---------- MATERIAL SHOWN

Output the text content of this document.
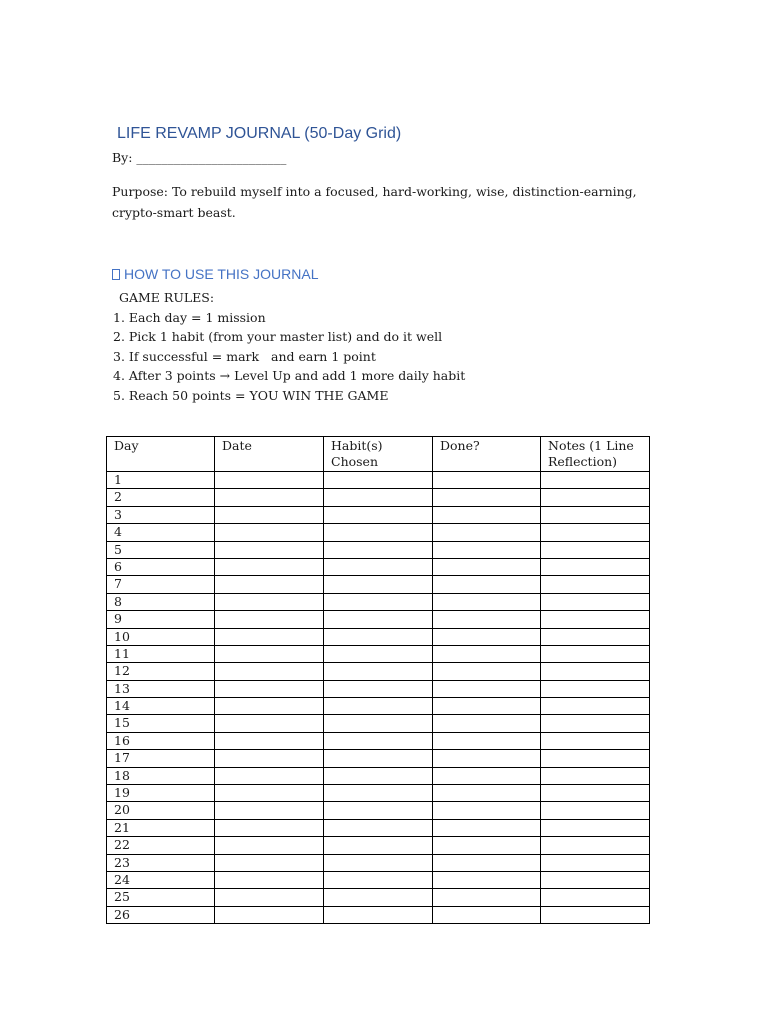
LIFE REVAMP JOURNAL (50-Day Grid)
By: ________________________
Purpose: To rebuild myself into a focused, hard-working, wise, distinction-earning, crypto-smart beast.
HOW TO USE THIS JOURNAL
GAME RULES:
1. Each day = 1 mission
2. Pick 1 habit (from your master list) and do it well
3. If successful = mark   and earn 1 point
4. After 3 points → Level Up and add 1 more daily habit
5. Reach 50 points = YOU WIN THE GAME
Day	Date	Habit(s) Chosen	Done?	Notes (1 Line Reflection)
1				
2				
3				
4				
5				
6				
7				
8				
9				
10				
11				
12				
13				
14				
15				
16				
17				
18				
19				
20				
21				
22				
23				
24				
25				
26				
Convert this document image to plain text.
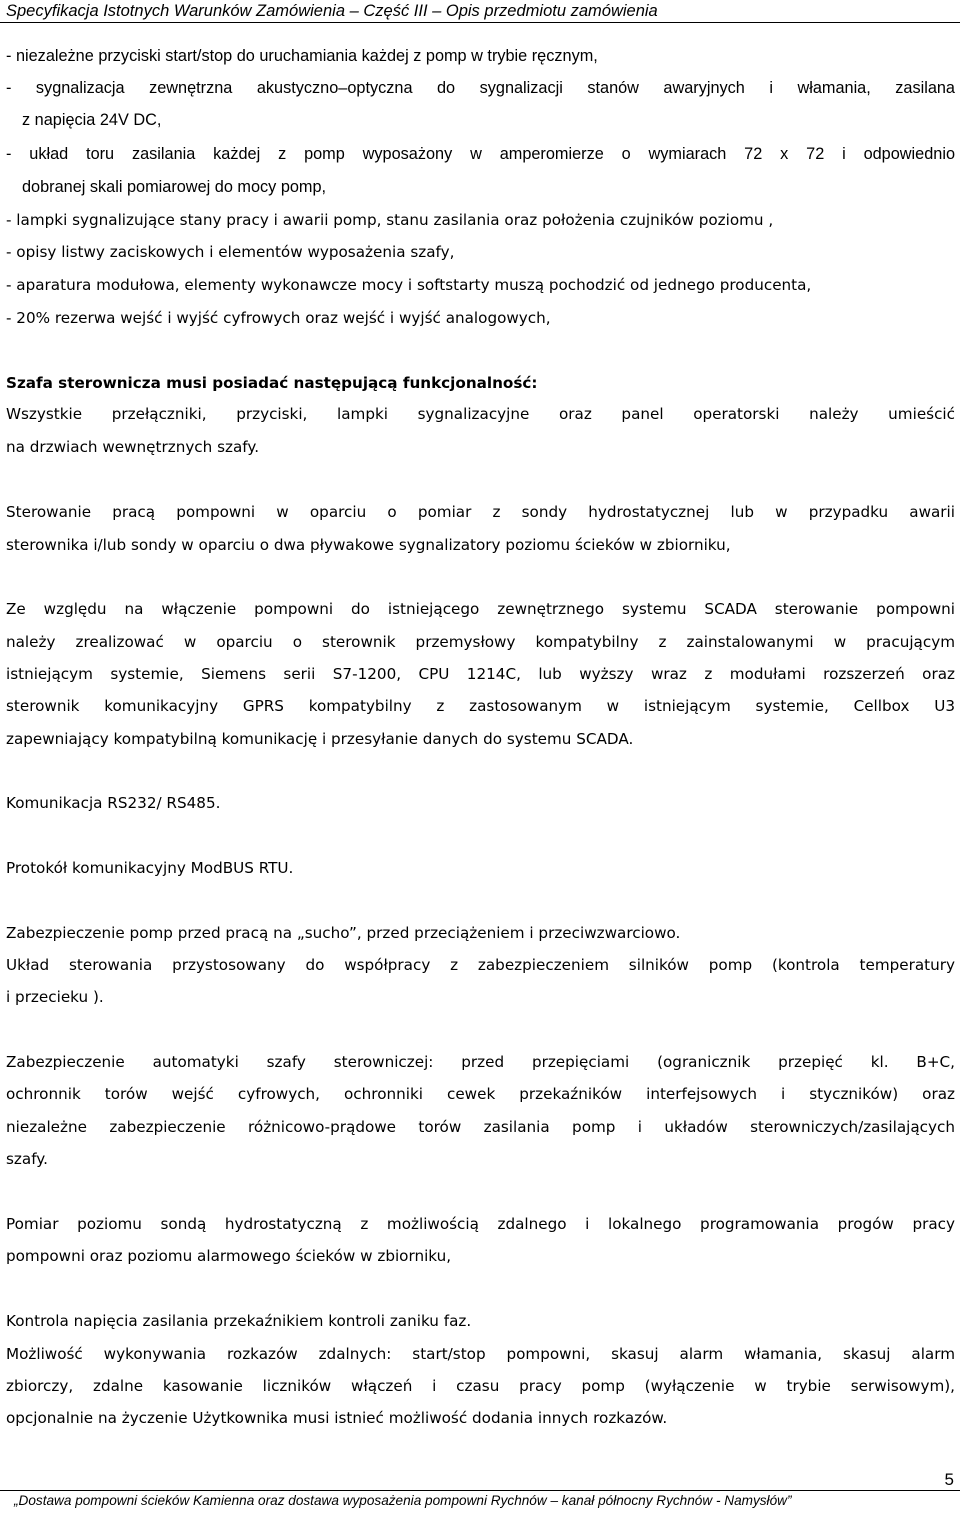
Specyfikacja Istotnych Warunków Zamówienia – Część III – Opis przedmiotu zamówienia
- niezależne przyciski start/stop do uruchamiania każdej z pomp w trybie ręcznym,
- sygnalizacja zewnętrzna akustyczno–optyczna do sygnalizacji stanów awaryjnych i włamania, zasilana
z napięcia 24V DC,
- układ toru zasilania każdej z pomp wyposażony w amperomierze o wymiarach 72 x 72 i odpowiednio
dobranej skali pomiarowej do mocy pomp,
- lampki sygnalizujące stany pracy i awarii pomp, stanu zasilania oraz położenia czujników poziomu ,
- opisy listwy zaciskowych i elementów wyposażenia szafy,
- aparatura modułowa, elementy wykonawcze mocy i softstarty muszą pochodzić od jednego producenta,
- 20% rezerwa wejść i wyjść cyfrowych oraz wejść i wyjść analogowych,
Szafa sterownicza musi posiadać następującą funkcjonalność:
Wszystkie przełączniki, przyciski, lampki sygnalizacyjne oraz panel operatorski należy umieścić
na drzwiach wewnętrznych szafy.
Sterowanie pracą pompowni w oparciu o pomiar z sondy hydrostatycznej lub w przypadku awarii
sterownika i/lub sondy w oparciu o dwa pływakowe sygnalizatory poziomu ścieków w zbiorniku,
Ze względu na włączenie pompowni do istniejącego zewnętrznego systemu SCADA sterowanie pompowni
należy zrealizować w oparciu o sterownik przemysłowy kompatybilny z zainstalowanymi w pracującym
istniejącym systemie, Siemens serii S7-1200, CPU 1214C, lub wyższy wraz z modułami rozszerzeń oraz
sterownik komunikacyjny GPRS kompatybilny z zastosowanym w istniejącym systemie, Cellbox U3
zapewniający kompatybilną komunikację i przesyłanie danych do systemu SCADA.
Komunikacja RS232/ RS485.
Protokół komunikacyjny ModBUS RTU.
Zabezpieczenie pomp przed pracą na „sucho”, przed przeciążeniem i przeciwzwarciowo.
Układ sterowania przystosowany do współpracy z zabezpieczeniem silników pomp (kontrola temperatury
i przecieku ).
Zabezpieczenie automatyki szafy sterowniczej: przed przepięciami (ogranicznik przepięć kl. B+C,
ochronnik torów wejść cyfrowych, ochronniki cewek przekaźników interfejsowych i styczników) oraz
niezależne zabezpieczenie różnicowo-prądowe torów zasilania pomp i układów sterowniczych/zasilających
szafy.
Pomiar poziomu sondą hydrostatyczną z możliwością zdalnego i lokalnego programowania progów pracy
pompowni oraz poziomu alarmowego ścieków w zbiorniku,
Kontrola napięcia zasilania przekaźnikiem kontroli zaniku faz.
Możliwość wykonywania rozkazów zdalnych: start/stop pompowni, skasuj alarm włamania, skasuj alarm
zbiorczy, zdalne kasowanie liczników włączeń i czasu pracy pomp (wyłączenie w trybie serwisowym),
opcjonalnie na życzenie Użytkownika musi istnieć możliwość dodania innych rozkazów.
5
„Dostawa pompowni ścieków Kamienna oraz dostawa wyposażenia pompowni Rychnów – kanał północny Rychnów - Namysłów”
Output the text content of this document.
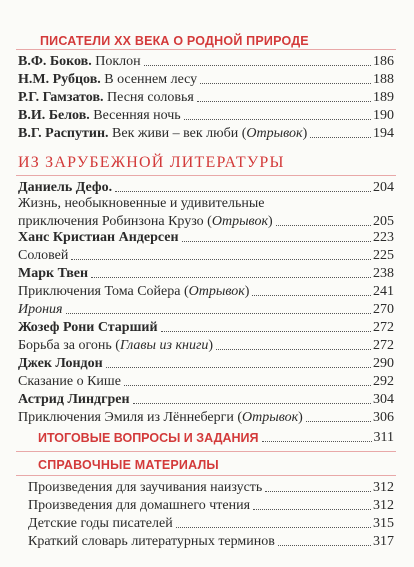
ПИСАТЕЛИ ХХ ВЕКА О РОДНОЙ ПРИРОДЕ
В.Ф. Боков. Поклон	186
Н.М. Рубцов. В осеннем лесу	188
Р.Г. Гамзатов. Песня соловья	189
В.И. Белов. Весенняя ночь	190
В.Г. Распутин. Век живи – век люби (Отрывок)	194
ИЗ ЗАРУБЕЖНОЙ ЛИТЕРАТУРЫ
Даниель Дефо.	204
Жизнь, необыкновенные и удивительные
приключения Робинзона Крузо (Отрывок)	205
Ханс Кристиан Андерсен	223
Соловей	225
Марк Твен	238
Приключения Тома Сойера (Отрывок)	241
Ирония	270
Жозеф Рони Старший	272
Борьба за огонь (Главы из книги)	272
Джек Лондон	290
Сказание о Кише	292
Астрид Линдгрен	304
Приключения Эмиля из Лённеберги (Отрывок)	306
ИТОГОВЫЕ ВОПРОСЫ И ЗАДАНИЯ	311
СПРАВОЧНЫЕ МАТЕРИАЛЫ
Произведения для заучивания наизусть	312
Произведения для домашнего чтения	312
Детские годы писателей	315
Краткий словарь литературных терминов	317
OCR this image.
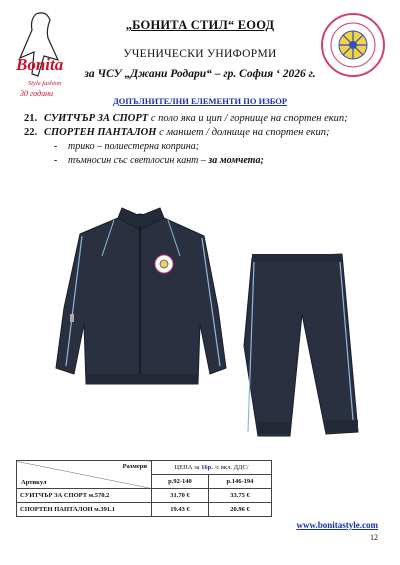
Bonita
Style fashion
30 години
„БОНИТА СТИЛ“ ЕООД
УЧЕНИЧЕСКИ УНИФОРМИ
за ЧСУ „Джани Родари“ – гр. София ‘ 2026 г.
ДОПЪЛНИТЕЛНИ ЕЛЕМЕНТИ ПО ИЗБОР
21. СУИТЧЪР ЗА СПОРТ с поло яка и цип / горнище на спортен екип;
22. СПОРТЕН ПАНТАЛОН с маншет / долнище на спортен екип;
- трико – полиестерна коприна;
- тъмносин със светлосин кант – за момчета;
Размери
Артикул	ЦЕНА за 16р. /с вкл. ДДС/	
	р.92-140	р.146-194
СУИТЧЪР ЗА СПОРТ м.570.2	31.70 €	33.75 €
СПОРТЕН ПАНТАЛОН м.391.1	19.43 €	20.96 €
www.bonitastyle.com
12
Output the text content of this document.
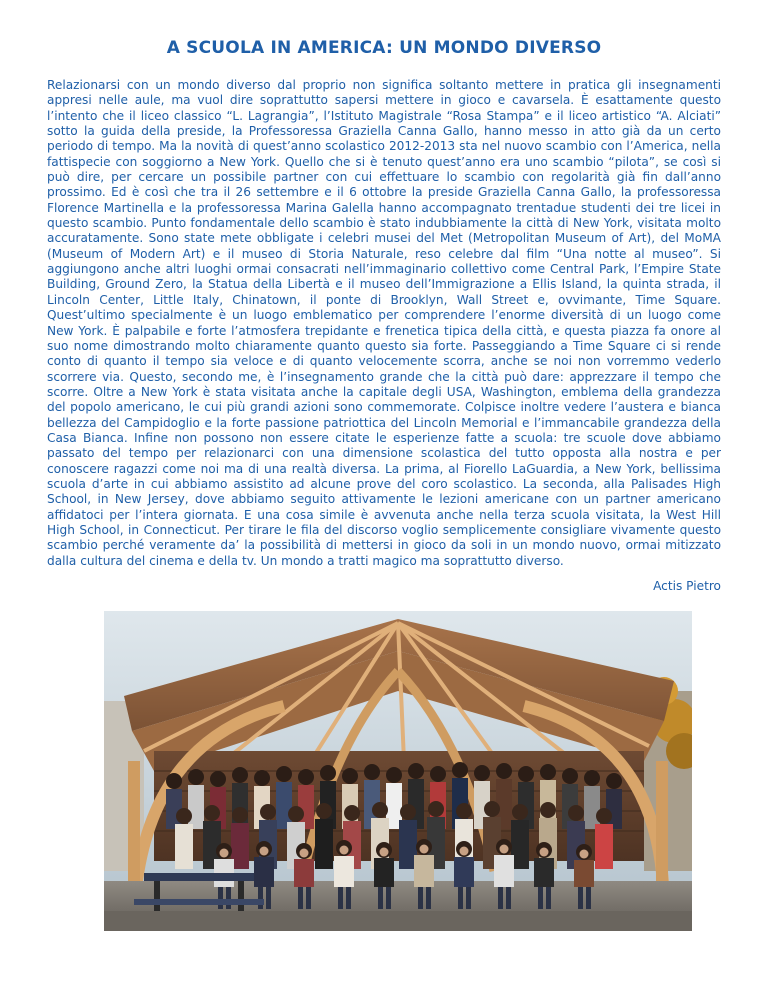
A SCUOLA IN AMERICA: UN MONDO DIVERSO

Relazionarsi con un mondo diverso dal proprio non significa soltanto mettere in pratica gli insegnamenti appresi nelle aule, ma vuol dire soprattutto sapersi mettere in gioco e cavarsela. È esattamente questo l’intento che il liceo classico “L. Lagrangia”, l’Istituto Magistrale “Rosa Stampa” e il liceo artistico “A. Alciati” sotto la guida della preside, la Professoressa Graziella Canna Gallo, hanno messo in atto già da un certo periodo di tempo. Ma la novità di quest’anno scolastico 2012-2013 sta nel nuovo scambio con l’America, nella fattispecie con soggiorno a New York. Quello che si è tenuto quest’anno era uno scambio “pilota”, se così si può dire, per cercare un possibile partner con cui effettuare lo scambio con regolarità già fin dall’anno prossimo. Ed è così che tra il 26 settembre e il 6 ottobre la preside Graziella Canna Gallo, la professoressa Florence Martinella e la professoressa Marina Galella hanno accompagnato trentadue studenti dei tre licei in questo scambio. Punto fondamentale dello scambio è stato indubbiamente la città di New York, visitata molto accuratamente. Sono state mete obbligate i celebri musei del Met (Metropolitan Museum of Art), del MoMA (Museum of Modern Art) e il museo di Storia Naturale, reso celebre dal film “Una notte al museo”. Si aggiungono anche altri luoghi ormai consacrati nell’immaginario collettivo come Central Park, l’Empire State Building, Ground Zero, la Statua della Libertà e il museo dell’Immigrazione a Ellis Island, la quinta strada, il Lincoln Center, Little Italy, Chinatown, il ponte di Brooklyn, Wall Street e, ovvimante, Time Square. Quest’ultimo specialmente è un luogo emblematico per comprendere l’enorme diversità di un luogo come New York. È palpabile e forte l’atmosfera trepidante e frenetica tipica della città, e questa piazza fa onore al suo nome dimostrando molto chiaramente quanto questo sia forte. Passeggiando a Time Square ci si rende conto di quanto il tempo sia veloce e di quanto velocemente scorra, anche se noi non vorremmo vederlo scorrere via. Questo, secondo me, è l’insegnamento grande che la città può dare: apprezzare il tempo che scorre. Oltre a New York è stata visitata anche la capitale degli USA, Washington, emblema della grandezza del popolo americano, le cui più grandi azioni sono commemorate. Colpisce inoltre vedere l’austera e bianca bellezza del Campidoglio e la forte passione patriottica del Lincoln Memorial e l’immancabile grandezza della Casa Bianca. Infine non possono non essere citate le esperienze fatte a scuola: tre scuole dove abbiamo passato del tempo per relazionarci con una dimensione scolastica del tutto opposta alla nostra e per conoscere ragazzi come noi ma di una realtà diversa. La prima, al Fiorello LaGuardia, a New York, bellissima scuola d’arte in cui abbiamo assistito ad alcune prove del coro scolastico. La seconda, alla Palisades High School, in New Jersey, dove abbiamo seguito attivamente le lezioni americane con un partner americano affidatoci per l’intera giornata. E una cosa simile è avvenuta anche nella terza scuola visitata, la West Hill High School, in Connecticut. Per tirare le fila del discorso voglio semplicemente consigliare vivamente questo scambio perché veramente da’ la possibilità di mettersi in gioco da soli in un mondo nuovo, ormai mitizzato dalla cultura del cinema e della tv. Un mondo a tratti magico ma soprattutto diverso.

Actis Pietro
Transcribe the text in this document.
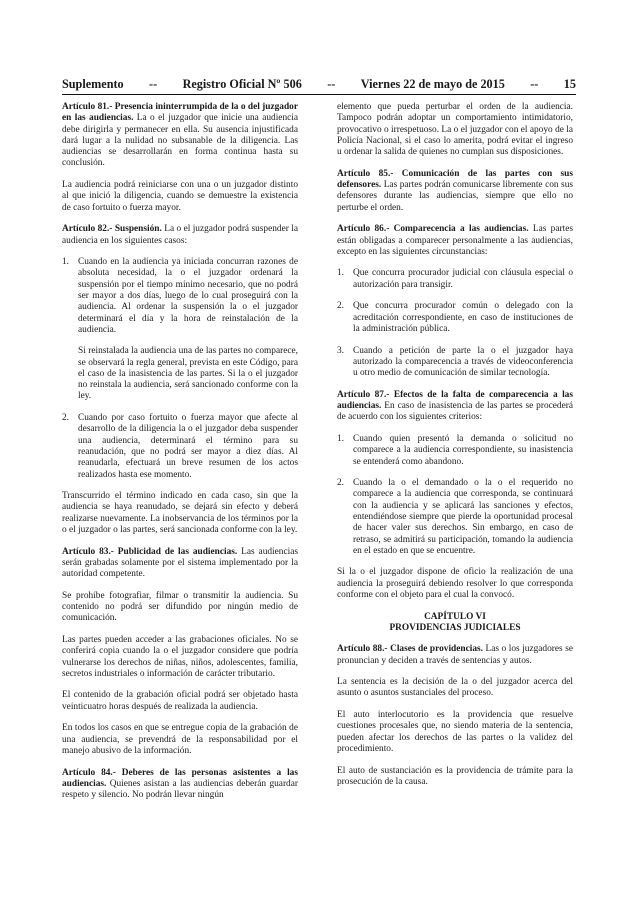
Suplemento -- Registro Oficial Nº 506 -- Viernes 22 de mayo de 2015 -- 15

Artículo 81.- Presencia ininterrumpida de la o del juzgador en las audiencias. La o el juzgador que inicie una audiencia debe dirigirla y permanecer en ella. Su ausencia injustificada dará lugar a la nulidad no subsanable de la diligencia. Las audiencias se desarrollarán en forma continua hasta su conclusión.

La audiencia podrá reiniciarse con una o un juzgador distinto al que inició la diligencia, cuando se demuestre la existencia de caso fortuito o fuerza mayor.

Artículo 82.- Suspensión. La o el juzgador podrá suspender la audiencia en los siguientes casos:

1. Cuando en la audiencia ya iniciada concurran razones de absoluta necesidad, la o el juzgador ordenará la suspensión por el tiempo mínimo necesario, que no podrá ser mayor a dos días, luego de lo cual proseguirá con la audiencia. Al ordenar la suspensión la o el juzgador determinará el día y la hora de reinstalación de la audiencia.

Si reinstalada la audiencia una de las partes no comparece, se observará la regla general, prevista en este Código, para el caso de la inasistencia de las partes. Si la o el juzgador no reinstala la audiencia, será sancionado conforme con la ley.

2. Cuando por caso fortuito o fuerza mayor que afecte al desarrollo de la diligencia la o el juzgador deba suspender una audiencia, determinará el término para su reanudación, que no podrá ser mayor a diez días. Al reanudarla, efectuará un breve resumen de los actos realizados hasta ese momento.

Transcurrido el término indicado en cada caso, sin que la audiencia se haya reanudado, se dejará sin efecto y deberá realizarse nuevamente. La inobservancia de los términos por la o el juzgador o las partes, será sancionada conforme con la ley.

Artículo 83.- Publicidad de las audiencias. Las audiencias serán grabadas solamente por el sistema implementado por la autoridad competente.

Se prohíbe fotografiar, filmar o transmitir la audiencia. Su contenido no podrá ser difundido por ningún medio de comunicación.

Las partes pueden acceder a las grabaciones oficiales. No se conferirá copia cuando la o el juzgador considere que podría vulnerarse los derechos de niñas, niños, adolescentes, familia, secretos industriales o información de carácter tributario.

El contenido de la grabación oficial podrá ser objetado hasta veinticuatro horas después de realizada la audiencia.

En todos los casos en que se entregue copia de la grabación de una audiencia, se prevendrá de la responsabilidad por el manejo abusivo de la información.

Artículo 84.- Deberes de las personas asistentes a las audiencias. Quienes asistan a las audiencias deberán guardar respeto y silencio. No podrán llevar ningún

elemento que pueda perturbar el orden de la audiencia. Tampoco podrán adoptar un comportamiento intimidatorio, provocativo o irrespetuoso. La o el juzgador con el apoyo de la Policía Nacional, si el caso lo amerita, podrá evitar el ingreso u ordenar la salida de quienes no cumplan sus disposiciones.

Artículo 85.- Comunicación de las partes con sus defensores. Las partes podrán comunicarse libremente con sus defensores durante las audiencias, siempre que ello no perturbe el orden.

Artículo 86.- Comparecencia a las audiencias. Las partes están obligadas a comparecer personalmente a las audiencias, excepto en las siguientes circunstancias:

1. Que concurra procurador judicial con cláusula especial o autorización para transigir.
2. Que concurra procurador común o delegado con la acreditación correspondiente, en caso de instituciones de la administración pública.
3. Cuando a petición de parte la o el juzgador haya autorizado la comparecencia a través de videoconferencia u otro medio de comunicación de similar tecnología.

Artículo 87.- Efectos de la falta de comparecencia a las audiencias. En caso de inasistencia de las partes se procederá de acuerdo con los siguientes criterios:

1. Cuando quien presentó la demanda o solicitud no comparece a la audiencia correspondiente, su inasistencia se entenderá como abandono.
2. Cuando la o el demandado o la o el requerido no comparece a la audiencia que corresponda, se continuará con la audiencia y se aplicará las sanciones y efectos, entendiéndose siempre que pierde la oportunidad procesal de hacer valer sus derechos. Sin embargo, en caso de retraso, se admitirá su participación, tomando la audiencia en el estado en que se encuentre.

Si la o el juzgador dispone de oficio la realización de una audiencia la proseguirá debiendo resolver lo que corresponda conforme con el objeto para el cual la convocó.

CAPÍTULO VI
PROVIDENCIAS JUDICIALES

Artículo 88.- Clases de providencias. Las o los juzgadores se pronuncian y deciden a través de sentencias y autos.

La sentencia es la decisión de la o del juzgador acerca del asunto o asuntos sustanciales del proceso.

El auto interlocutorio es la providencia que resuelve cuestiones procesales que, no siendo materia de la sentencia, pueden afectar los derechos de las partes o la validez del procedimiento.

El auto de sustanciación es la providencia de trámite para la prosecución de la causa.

--------------------

> EXERCISE REQUIREMENTS
Look through the entries above for the word "niezależne". Copy every line where it shows up.

> WRITTEN SOLUTION
- niezależne przyciski start/stop do uruchamiania każdej z pomp w trybie ręcznym,
niezależne zabezpieczenie różnicowo-prądowe torów zasilania pomp i układów sterowniczych/zasilających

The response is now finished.